• _Extracts from a graphics dataset_:
..............................

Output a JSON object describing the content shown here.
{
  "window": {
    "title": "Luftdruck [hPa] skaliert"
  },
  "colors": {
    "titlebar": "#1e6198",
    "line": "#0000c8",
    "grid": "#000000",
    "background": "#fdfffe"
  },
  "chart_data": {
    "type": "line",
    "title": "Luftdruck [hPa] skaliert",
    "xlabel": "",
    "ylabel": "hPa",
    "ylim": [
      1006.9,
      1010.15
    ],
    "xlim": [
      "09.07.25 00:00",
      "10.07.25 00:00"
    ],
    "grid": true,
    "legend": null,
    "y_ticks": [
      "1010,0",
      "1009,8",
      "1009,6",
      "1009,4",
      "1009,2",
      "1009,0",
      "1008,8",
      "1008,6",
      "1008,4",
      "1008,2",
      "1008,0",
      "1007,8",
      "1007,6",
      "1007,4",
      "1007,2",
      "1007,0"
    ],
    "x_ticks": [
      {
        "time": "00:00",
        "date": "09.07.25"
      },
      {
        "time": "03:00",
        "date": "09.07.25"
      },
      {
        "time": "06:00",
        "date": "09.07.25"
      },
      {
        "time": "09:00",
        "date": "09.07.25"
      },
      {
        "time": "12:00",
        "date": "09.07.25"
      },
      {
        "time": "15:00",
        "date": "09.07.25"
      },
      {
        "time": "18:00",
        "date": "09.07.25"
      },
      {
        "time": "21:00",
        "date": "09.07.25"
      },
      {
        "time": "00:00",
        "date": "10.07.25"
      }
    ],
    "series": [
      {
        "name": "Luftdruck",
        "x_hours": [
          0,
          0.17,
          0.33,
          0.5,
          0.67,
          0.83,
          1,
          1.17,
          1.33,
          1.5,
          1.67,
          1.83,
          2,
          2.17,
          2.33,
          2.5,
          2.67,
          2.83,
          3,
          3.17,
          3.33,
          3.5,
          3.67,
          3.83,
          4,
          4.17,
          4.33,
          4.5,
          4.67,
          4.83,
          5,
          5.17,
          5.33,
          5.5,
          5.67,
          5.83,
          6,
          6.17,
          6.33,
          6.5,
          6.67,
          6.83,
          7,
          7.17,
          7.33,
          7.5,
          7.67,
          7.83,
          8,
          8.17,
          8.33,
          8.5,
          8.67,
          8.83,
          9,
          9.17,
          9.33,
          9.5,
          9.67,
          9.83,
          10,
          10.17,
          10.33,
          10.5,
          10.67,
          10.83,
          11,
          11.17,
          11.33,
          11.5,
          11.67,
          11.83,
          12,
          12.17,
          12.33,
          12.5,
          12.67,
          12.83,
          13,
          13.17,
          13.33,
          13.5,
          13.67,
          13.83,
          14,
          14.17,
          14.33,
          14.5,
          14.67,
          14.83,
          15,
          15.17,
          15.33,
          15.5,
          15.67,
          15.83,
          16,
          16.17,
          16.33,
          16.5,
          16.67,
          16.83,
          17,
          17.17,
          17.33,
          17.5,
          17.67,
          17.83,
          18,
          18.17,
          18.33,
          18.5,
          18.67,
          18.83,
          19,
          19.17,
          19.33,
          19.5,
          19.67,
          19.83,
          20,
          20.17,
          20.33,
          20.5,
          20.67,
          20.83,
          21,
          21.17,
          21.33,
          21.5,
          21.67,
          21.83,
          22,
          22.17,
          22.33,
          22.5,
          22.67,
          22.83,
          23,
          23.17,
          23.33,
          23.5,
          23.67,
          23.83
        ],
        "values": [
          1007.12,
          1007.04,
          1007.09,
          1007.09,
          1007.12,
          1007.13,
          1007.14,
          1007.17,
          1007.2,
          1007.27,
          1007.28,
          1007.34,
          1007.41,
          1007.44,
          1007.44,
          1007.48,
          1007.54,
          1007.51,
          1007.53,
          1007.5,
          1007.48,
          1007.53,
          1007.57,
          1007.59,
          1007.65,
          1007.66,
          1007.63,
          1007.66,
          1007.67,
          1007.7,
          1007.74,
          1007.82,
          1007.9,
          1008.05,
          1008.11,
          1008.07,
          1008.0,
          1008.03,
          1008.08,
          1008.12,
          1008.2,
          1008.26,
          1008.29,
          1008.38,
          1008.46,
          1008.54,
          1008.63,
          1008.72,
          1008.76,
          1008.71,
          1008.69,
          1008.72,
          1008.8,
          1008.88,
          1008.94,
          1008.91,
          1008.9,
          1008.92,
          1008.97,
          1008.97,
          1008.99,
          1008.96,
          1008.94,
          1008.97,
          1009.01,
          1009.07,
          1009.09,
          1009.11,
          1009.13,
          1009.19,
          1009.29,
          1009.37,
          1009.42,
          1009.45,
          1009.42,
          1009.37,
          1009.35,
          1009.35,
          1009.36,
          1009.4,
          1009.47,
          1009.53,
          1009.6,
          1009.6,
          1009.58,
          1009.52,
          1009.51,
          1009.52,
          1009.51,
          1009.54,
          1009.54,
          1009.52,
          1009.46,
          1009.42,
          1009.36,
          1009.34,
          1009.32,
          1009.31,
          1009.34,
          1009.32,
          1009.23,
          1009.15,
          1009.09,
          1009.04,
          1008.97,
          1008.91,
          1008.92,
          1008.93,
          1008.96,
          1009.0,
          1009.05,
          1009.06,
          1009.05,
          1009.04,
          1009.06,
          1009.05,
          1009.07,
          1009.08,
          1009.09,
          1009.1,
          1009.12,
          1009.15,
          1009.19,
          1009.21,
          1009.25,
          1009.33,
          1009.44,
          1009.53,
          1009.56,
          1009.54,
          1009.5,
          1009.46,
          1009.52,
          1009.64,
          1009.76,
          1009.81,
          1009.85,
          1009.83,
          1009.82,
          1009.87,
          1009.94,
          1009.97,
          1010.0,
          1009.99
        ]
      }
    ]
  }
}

..............................

• _Task to carry out_: In the entries above, find each line with the word "Luftdruck" and copy it.

• _Exercise answer_:
    "title": "Luftdruck [hPa] skaliert"
    "title": "Luftdruck [hPa] skaliert",
        "name": "Luftdruck",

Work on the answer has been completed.